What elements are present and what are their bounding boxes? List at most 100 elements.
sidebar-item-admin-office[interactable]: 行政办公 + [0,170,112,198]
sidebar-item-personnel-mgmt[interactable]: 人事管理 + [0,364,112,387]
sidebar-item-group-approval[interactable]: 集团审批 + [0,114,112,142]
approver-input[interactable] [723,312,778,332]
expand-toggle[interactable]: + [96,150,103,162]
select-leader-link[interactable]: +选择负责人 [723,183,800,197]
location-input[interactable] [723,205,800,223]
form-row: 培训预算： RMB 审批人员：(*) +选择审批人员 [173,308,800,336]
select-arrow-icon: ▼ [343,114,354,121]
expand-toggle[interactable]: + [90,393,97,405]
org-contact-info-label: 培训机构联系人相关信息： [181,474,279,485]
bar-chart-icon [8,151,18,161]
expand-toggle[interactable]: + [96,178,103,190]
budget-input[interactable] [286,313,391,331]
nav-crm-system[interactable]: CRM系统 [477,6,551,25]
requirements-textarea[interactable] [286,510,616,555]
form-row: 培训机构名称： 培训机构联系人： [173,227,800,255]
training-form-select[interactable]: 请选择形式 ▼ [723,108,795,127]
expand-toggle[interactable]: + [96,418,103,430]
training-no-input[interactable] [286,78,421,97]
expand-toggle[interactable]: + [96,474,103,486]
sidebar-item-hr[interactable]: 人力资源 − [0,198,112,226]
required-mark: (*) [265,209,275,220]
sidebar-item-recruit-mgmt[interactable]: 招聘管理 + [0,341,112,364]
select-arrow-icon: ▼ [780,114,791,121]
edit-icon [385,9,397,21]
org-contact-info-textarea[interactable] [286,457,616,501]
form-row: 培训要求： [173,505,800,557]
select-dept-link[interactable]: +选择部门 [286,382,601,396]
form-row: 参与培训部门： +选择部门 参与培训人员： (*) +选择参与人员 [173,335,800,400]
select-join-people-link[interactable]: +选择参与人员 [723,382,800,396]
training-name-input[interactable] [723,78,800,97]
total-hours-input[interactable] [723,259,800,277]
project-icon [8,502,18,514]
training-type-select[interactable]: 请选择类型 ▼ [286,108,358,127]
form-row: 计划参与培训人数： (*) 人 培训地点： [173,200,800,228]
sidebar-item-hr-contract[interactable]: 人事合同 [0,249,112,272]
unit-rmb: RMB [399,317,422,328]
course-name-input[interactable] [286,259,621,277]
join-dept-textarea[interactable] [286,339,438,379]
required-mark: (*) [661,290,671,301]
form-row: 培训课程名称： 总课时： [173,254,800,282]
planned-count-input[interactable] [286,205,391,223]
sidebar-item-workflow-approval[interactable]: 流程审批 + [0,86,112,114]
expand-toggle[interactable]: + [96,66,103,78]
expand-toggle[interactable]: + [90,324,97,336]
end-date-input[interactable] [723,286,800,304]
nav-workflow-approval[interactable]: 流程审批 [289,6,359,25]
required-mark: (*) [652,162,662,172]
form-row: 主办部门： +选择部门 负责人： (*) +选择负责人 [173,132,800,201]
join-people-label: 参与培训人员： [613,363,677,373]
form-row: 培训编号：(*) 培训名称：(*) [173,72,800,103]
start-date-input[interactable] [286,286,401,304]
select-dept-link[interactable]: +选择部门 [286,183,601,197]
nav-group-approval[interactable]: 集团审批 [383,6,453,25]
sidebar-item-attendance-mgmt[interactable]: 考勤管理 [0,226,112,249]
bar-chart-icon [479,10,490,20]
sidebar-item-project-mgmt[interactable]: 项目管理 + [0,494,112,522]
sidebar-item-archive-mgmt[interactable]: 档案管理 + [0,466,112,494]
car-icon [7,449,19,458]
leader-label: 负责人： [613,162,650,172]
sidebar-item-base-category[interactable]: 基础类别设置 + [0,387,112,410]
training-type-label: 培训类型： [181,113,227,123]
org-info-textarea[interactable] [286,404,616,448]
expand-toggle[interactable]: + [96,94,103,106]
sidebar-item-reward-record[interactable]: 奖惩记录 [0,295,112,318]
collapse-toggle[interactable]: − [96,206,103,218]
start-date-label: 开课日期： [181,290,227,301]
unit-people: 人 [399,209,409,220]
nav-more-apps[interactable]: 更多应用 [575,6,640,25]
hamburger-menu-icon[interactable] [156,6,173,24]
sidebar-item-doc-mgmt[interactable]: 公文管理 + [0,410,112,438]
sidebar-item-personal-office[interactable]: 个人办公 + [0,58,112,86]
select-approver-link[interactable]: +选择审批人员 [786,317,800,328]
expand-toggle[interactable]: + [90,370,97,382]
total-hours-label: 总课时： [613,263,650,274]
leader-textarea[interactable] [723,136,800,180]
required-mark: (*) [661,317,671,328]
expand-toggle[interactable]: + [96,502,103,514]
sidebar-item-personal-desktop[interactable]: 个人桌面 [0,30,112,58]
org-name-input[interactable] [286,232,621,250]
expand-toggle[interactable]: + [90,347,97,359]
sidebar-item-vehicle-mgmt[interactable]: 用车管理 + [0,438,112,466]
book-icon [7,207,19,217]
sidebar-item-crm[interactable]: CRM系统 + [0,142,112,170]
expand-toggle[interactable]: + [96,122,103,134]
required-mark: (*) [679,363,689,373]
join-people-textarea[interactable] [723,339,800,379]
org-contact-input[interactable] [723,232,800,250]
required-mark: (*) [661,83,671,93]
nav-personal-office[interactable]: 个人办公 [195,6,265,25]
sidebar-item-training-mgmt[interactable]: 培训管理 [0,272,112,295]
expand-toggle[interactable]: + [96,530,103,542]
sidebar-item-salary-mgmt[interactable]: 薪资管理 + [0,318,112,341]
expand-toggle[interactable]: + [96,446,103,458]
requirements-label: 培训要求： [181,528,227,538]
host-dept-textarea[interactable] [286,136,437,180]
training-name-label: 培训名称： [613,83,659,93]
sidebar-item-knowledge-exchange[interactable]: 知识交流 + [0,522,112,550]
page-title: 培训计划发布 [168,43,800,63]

**AIM**
Turn the entries, starting at the first line and ending at the line that contains "expand-toggle[interactable]: + [96,66,103,78]", into a numbered list with any blank lines left out.

**EXPECTED OUTPUT**
1. What elements are present and what are their bounding boxes? List at most 100 elements.
2. sidebar-item-admin-office[interactable]: 行政办公 + [0,170,112,198]
3. sidebar-item-personnel-mgmt[interactable]: 人事管理 + [0,364,112,387]
4. sidebar-item-group-approval[interactable]: 集团审批 + [0,114,112,142]
5. approver-input[interactable] [723,312,778,332]
6. expand-toggle[interactable]: + [96,150,103,162]
7. select-leader-link[interactable]: +选择负责人 [723,183,800,197]
8. location-input[interactable] [723,205,800,223]
9. form-row: 培训预算： RMB 审批人员：(*) +选择审批人员 [173,308,800,336]
10. select-arrow-icon: ▼ [343,114,354,121]
11. expand-toggle[interactable]: + [90,393,97,405]
12. org-contact-info-label: 培训机构联系人相关信息： [181,474,279,485]
13. bar-chart-icon [8,151,18,161]
14. expand-toggle[interactable]: + [96,178,103,190]
15. budget-input[interactable] [286,313,391,331]
16. nav-crm-system[interactable]: CRM系统 [477,6,551,25]
17. requirements-textarea[interactable] [286,510,616,555]
18. form-row: 培训机构名称： 培训机构联系人： [173,227,800,255]
19. training-form-select[interactable]: 请选择形式 ▼ [723,108,795,127]
20. expand-toggle[interactable]: + [96,418,103,430]
21. training-no-input[interactable] [286,78,421,97]
22. expand-toggle[interactable]: + [96,474,103,486]
23. sidebar-item-hr[interactable]: 人力资源 − [0,198,112,226]
24. required-mark: (*) [265,209,275,220]
25. sidebar-item-recruit-mgmt[interactable]: 招聘管理 + [0,341,112,364]
26. select-arrow-icon: ▼ [780,114,791,121]
27. edit-icon [385,9,397,21]
28. org-contact-info-textarea[interactable] [286,457,616,501]
29. form-row: 培训要求： [173,505,800,557]
30. select-dept-link[interactable]: +选择部门 [286,382,601,396]
31. form-row: 参与培训部门： +选择部门 参与培训人员： (*) +选择参与人员 [173,335,800,400]
32. select-join-people-link[interactable]: +选择参与人员 [723,382,800,396]
33. training-name-input[interactable] [723,78,800,97]
34. total-hours-input[interactable] [723,259,800,277]
35. project-icon [8,502,18,514]
36. training-type-select[interactable]: 请选择类型 ▼ [286,108,358,127]
37. form-row: 计划参与培训人数： (*) 人 培训地点： [173,200,800,228]
38. sidebar-item-hr-contract[interactable]: 人事合同 [0,249,112,272]
39. unit-rmb: RMB [399,317,422,328]
40. course-name-input[interactable] [286,259,621,277]
41. join-dept-textarea[interactable] [286,339,438,379]
42. required-mark: (*) [661,290,671,301]
43. form-row: 培训课程名称： 总课时： [173,254,800,282]
44. planned-count-input[interactable] [286,205,391,223]
45. sidebar-item-workflow-approval[interactable]: 流程审批 + [0,86,112,114]
46. expand-toggle[interactable]: + [96,66,103,78]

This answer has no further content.